_The input:_
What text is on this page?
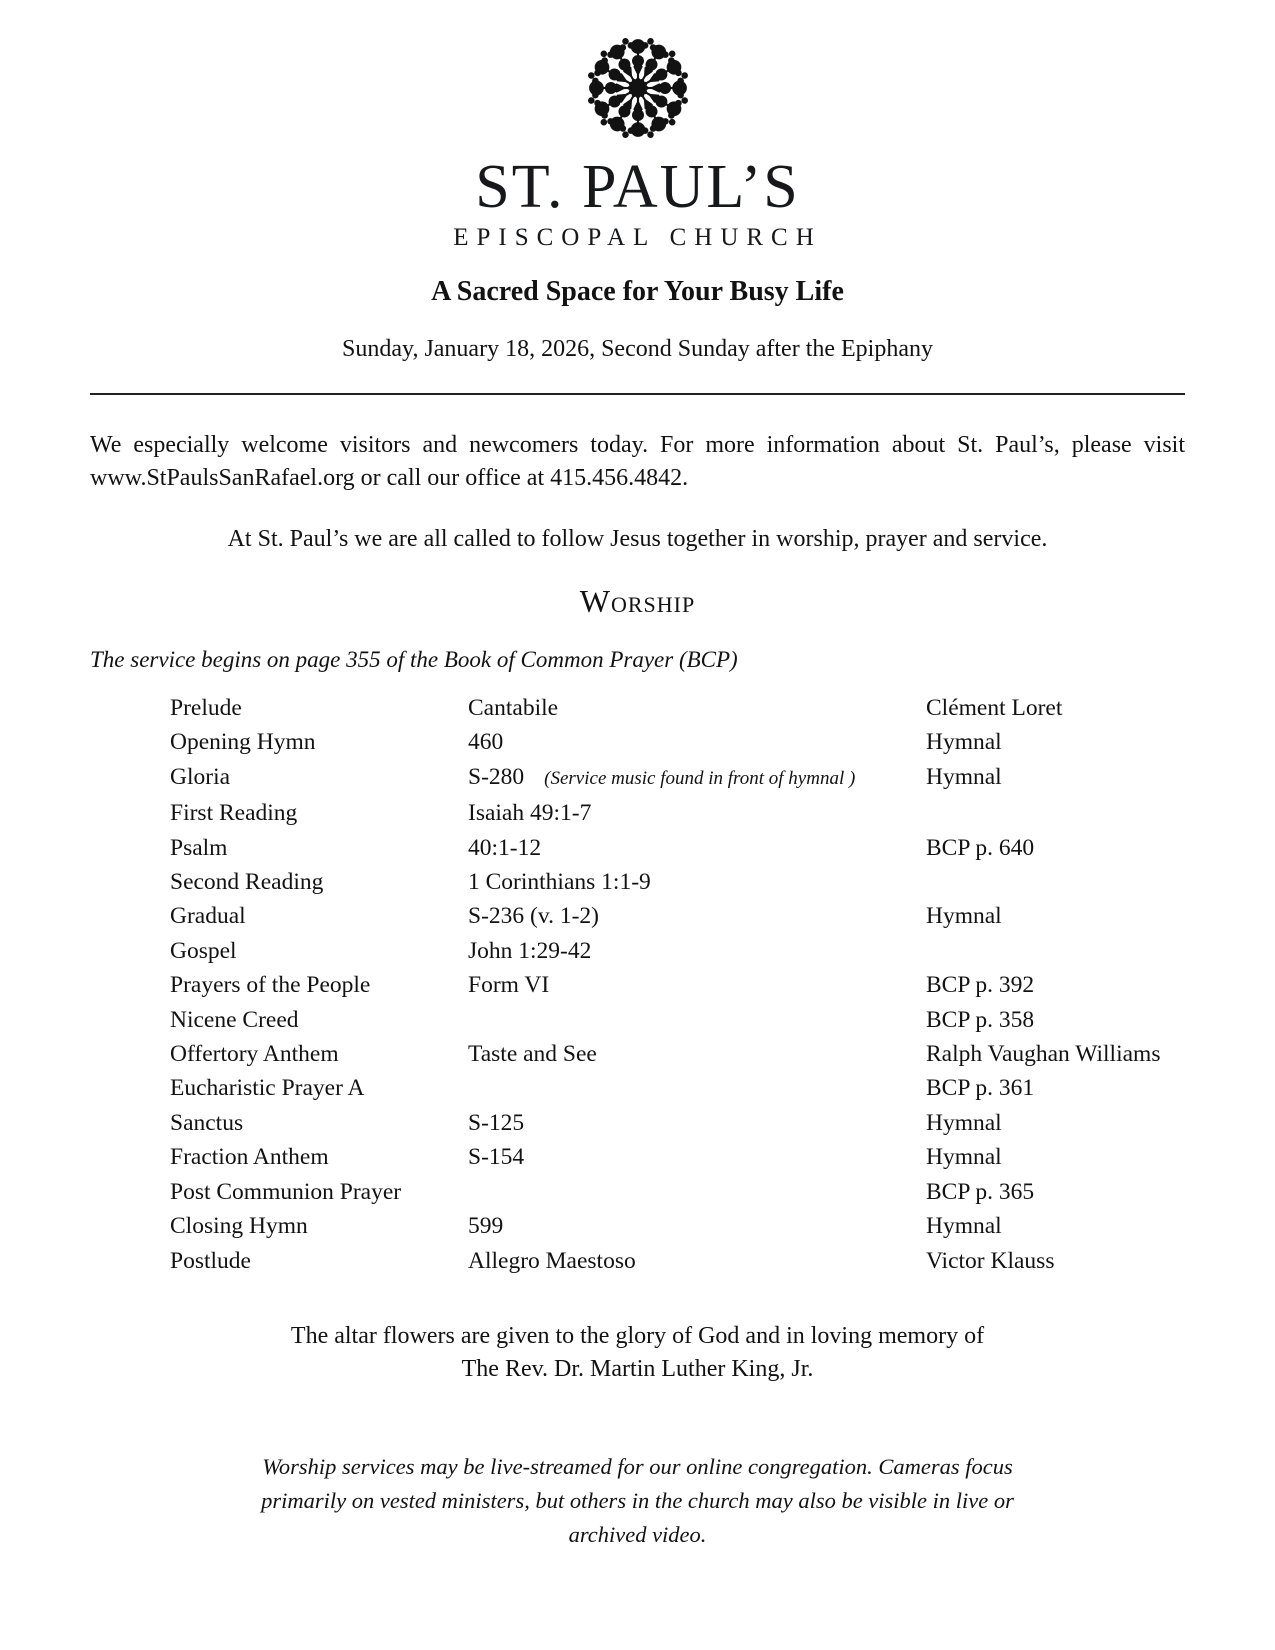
ST. PAUL’S
EPISCOPAL CHURCH
A Sacred Space for Your Busy Life
Sunday, January 18, 2026, Second Sunday after the Epiphany

We especially welcome visitors and newcomers today. For more information about St. Paul’s, please visit www.StPaulsSanRafael.org or call our office at 415.456.4842.

At St. Paul’s we are all called to follow Jesus together in worship, prayer and service.

Worship

The service begins on page 355 of the Book of Common Prayer (BCP)

Prelude	Cantabile	Clément Loret
Opening Hymn	460	Hymnal
Gloria	S-280 (Service music found in front of hymnal )	Hymnal
First Reading	Isaiah 49:1-7	
Psalm	40:1-12	BCP p. 640
Second Reading	1 Corinthians 1:1-9	
Gradual	S-236 (v. 1-2)	Hymnal
Gospel	John 1:29-42	
Prayers of the People	Form VI	BCP p. 392
Nicene Creed		BCP p. 358
Offertory Anthem	Taste and See	Ralph Vaughan Williams
Eucharistic Prayer A		BCP p. 361
Sanctus	S-125	Hymnal
Fraction Anthem	S-154	Hymnal
Post Communion Prayer		BCP p. 365
Closing Hymn	599	Hymnal
Postlude	Allegro Maestoso	Victor Klauss
The altar flowers are given to the glory of God and in loving memory of
The Rev. Dr. Martin Luther King, Jr.

Worship services may be live-streamed for our online congregation. Cameras focus primarily on vested ministers, but others in the church may also be visible in live or archived video.
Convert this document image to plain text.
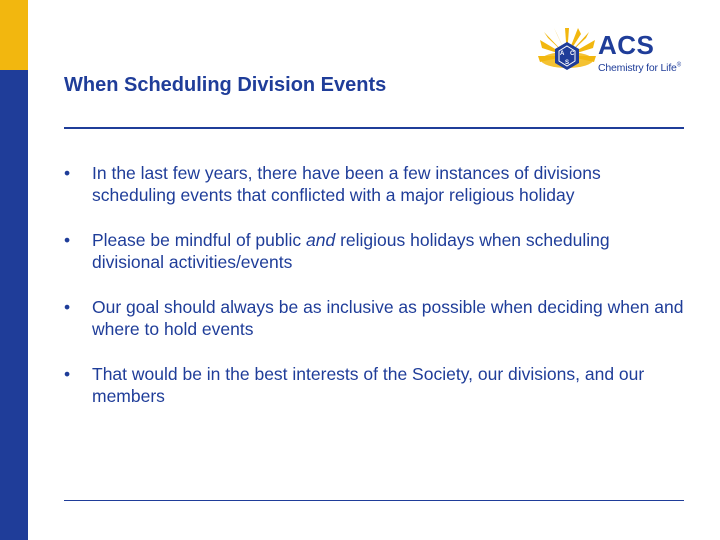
A C
S
ACS
Chemistry for Life®
When Scheduling Division Events
• In the last few years, there have been a few instances of divisions scheduling events that conflicted with a major religious holiday
• Please be mindful of public and religious holidays when scheduling divisional activities/events
• Our goal should always be as inclusive as possible when deciding when and where to hold events
• That would be in the best interests of the Society, our divisions, and our members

_Given exercise:_
Of all the lines above, how many contain the word "religious"? Give the number and nothing else.

_Answer to this exercise:_
2